■ Exercise goal:
Search the listing for the string "JSON" and copy every line that contains it.

■ Raw data:
_ _ _
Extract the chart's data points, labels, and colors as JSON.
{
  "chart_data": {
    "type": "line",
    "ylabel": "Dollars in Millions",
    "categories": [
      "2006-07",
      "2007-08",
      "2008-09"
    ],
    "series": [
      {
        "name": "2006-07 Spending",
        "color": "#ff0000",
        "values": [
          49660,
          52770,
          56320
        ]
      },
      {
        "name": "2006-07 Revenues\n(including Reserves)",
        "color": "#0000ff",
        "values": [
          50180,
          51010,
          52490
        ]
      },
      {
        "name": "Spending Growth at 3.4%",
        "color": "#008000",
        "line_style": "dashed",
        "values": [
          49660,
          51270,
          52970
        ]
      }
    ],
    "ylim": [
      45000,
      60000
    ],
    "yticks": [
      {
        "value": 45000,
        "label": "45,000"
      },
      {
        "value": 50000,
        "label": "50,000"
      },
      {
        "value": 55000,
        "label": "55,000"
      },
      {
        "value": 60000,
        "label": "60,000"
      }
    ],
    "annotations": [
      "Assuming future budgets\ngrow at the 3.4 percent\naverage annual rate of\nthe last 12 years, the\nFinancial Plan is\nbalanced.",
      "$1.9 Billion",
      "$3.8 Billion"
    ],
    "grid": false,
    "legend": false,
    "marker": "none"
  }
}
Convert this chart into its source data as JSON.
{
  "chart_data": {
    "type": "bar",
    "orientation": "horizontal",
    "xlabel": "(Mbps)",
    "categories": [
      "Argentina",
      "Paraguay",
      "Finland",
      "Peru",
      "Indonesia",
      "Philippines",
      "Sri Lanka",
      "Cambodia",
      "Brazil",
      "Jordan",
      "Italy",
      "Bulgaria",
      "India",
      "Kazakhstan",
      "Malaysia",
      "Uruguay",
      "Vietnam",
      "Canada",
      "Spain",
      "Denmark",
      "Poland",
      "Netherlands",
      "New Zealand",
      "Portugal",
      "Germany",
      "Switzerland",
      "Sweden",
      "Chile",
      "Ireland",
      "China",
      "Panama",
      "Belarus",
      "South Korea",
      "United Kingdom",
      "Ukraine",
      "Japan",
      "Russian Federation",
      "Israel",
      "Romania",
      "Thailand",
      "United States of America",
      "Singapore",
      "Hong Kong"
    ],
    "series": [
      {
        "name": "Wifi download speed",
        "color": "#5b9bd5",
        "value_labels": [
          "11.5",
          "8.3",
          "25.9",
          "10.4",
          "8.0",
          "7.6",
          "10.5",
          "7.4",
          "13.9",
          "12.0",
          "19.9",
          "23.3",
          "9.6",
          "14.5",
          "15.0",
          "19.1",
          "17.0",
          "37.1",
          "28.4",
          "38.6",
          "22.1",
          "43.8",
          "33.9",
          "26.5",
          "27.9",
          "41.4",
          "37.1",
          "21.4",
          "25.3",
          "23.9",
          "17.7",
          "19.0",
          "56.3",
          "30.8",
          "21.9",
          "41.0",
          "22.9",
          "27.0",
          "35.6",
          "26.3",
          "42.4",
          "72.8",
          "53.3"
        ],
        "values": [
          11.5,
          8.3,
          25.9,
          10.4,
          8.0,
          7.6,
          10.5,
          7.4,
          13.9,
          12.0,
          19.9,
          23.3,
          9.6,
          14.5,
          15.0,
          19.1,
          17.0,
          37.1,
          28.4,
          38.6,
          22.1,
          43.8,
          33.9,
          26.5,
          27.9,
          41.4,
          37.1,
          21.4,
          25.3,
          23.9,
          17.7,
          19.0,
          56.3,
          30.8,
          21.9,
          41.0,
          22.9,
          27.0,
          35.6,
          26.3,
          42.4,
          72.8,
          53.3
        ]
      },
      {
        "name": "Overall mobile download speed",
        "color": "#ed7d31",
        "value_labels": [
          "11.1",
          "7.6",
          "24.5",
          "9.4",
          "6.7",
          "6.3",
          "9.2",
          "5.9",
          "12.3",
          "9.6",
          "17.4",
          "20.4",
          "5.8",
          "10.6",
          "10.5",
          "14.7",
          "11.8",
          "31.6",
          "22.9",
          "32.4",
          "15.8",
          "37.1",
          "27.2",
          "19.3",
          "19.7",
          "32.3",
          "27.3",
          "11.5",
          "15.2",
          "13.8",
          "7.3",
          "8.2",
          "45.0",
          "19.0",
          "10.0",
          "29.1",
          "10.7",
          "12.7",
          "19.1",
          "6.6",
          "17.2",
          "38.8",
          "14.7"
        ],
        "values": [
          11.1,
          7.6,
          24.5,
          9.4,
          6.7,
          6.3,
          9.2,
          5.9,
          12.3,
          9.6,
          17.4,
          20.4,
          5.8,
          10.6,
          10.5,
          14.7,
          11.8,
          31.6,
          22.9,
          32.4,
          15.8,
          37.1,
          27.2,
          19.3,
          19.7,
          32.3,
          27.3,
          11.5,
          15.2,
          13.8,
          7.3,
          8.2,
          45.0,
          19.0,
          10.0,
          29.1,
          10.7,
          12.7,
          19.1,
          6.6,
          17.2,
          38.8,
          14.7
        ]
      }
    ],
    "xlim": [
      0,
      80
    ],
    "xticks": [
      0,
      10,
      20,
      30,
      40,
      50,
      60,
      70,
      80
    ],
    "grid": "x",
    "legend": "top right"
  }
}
_ _ _
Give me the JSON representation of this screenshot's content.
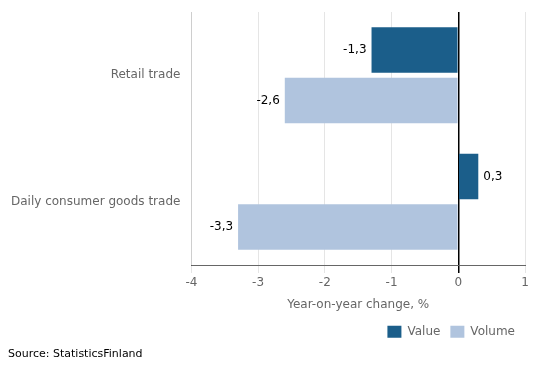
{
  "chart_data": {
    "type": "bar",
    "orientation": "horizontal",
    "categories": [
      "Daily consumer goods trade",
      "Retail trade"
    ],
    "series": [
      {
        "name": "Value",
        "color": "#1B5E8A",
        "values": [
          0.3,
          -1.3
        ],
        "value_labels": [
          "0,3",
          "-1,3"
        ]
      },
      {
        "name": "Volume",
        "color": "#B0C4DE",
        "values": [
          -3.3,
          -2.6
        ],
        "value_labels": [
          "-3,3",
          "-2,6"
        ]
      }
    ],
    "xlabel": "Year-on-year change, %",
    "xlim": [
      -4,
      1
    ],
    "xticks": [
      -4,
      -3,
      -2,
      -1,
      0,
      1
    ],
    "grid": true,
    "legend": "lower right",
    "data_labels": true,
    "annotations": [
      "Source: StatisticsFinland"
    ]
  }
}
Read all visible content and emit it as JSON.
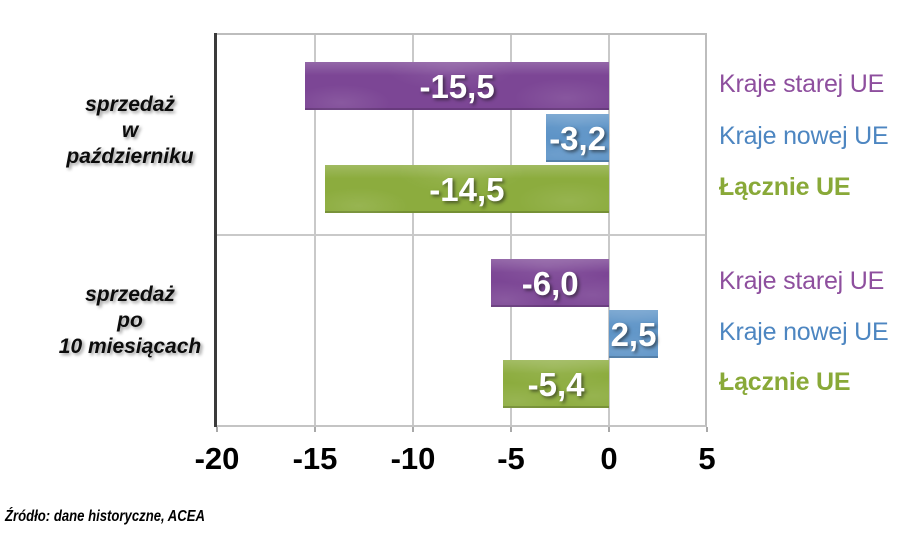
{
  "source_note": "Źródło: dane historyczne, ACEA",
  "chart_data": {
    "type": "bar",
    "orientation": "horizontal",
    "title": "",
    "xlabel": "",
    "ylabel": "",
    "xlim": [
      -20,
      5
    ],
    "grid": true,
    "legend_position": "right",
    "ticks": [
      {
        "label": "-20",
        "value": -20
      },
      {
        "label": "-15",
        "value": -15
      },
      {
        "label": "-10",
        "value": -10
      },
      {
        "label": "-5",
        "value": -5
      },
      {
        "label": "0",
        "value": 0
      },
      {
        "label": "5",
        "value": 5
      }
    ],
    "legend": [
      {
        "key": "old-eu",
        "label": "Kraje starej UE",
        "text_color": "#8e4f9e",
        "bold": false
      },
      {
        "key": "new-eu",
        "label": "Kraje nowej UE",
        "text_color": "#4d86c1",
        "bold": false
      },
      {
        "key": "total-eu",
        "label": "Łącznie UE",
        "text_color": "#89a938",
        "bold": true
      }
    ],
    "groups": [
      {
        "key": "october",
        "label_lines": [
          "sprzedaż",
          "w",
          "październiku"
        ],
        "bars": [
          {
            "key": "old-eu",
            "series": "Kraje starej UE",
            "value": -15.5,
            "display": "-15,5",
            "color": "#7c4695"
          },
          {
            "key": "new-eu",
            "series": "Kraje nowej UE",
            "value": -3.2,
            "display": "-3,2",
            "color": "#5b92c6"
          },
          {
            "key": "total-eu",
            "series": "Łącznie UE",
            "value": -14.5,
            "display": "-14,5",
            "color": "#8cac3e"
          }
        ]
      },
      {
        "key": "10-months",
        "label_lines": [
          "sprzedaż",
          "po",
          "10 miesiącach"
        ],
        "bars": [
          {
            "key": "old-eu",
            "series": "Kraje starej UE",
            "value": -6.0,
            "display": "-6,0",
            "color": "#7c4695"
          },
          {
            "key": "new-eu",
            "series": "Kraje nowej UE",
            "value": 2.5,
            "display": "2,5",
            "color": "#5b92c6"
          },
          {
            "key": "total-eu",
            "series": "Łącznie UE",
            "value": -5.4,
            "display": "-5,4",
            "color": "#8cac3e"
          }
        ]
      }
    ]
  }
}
_ _ _
■ Task output:
Extract the chart's data points, labels, and colors as JSON.
Convert this chart into its source data as JSON.
Give me the JSON representation of this screenshot's content.
Read all visible content and emit it as JSON.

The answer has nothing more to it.